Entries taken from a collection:
---
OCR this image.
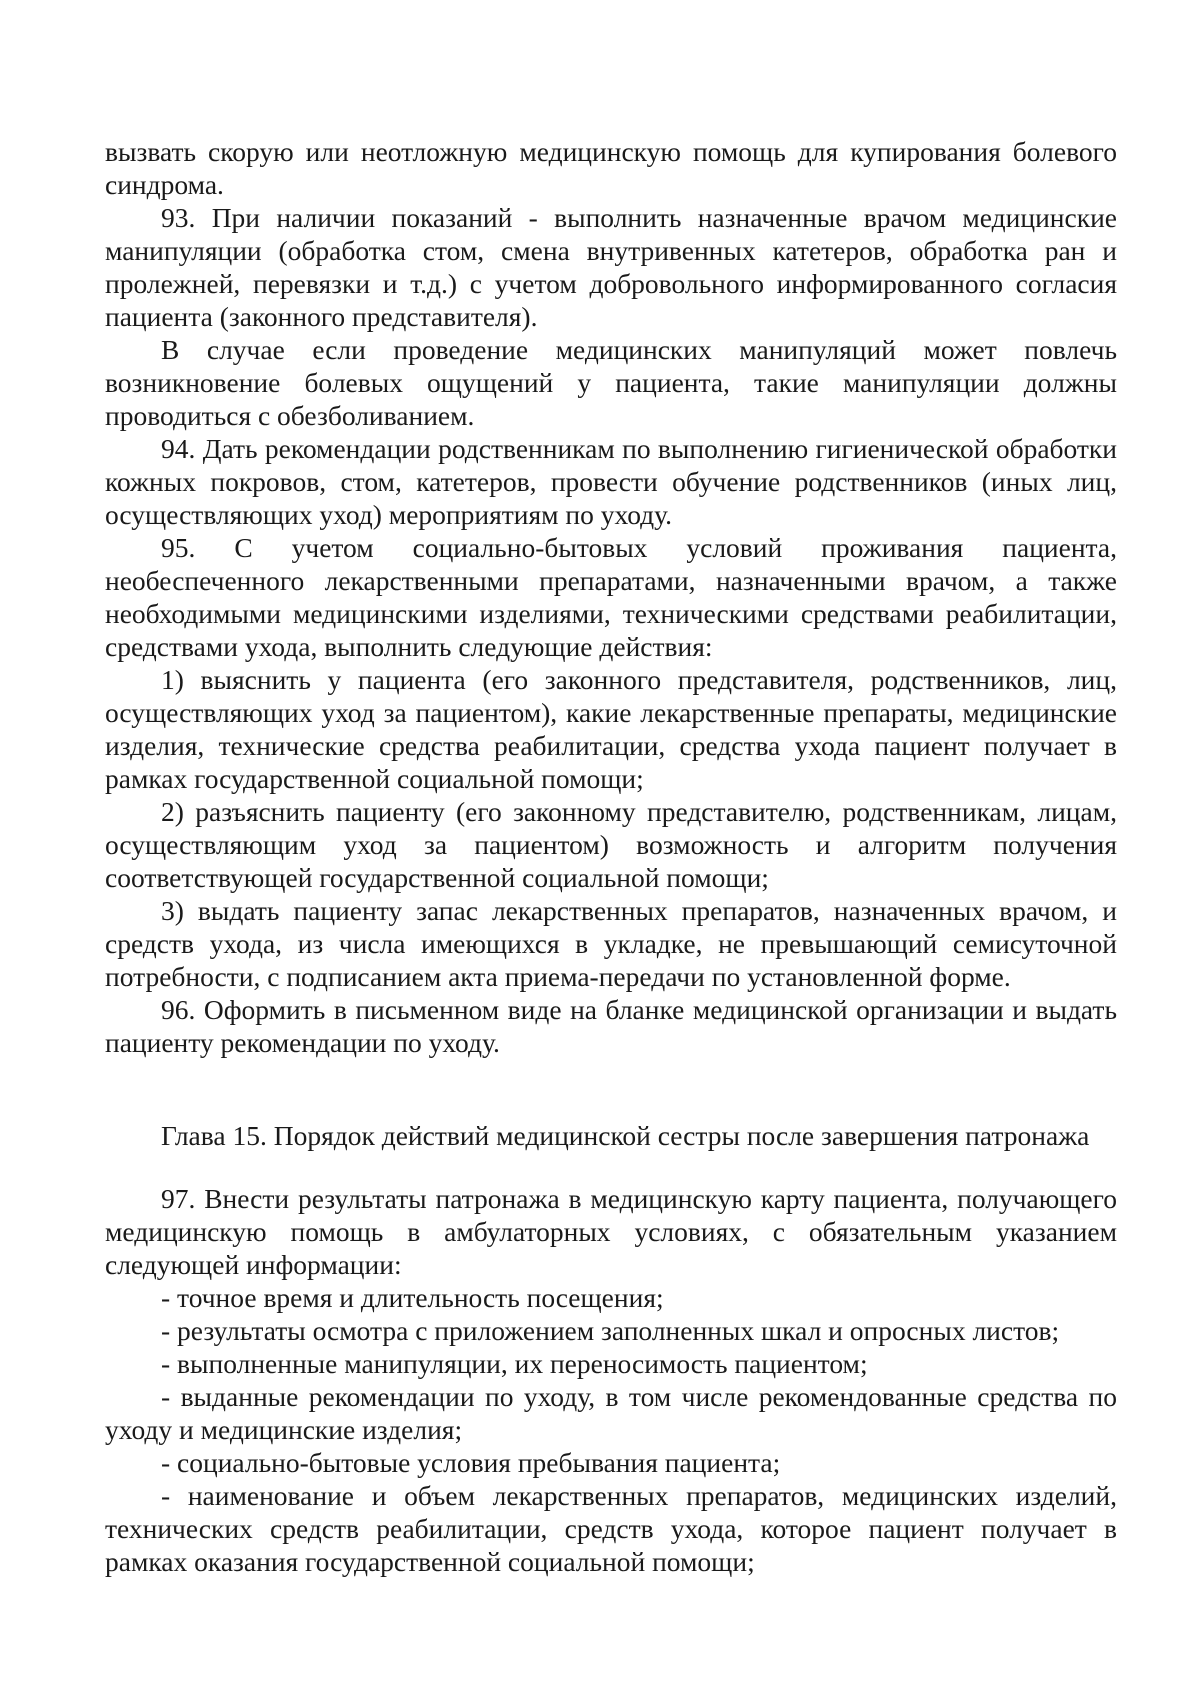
вызвать скорую или неотложную медицинскую помощь для купирования болевого синдрома.

93. При наличии показаний - выполнить назначенные врачом медицинские манипуляции (обработка стом, смена внутривенных катетеров, обработка ран и пролежней, перевязки и т.д.) с учетом добровольного информированного согласия пациента (законного представителя).

В случае если проведение медицинских манипуляций может повлечь возникновение болевых ощущений у пациента, такие манипуляции должны проводиться с обезболиванием.

94. Дать рекомендации родственникам по выполнению гигиенической обработки кожных покровов, стом, катетеров, провести обучение родственников (иных лиц, осуществляющих уход) мероприятиям по уходу.

95. С учетом социально-бытовых условий проживания пациента, необеспеченного лекарственными препаратами, назначенными врачом, а также необходимыми медицинскими изделиями, техническими средствами реабилитации, средствами ухода, выполнить следующие действия:

1) выяснить у пациента (его законного представителя, родственников, лиц, осуществляющих уход за пациентом), какие лекарственные препараты, медицинские изделия, технические средства реабилитации, средства ухода пациент получает в рамках государственной социальной помощи;

2) разъяснить пациенту (его законному представителю, родственникам, лицам, осуществляющим уход за пациентом) возможность и алгоритм получения соответствующей государственной социальной помощи;

3) выдать пациенту запас лекарственных препаратов, назначенных врачом, и средств ухода, из числа имеющихся в укладке, не превышающий семисуточной потребности, с подписанием акта приема-передачи по установленной форме.

96. Оформить в письменном виде на бланке медицинской организации и выдать пациенту рекомендации по уходу.

Глава 15. Порядок действий медицинской сестры после завершения патронажа

97. Внести результаты патронажа в медицинскую карту пациента, получающего медицинскую помощь в амбулаторных условиях, с обязательным указанием следующей информации:

- точное время и длительность посещения;

- результаты осмотра с приложением заполненных шкал и опросных листов;

- выполненные манипуляции, их переносимость пациентом;

- выданные рекомендации по уходу, в том числе рекомендованные средства по уходу и медицинские изделия;

- социально-бытовые условия пребывания пациента;

- наименование и объем лекарственных препаратов, медицинских изделий, технических средств реабилитации, средств ухода, которое пациент получает в рамках оказания государственной социальной помощи;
---
* **Set exercise**
What you return should match the records above word for word, minus the pictures.

* **Response to the task**
OCR this image.
вызвать скорую или неотложную медицинскую помощь для купирования болевого синдрома.

93. При наличии показаний - выполнить назначенные врачом медицинские манипуляции (обработка стом, смена внутривенных катетеров, обработка ран и пролежней, перевязки и т.д.) с учетом добровольного информированного согласия пациента (законного представителя).

В случае если проведение медицинских манипуляций может повлечь возникновение болевых ощущений у пациента, такие манипуляции должны проводиться с обезболиванием.

94. Дать рекомендации родственникам по выполнению гигиенической обработки кожных покровов, стом, катетеров, провести обучение родственников (иных лиц, осуществляющих уход) мероприятиям по уходу.

95. С учетом социально-бытовых условий проживания пациента, необеспеченного лекарственными препаратами, назначенными врачом, а также необходимыми медицинскими изделиями, техническими средствами реабилитации, средствами ухода, выполнить следующие действия:

1) выяснить у пациента (его законного представителя, родственников, лиц, осуществляющих уход за пациентом), какие лекарственные препараты, медицинские изделия, технические средства реабилитации, средства ухода пациент получает в рамках государственной социальной помощи;

2) разъяснить пациенту (его законному представителю, родственникам, лицам, осуществляющим уход за пациентом) возможность и алгоритм получения соответствующей государственной социальной помощи;

3) выдать пациенту запас лекарственных препаратов, назначенных врачом, и средств ухода, из числа имеющихся в укладке, не превышающий семисуточной потребности, с подписанием акта приема-передачи по установленной форме.

96. Оформить в письменном виде на бланке медицинской организации и выдать пациенту рекомендации по уходу.

Глава 15. Порядок действий медицинской сестры после завершения патронажа

97. Внести результаты патронажа в медицинскую карту пациента, получающего медицинскую помощь в амбулаторных условиях, с обязательным указанием следующей информации:

- точное время и длительность посещения;

- результаты осмотра с приложением заполненных шкал и опросных листов;

- выполненные манипуляции, их переносимость пациентом;

- выданные рекомендации по уходу, в том числе рекомендованные средства по уходу и медицинские изделия;

- социально-бытовые условия пребывания пациента;

- наименование и объем лекарственных препаратов, медицинских изделий, технических средств реабилитации, средств ухода, которое пациент получает в рамках оказания государственной социальной помощи;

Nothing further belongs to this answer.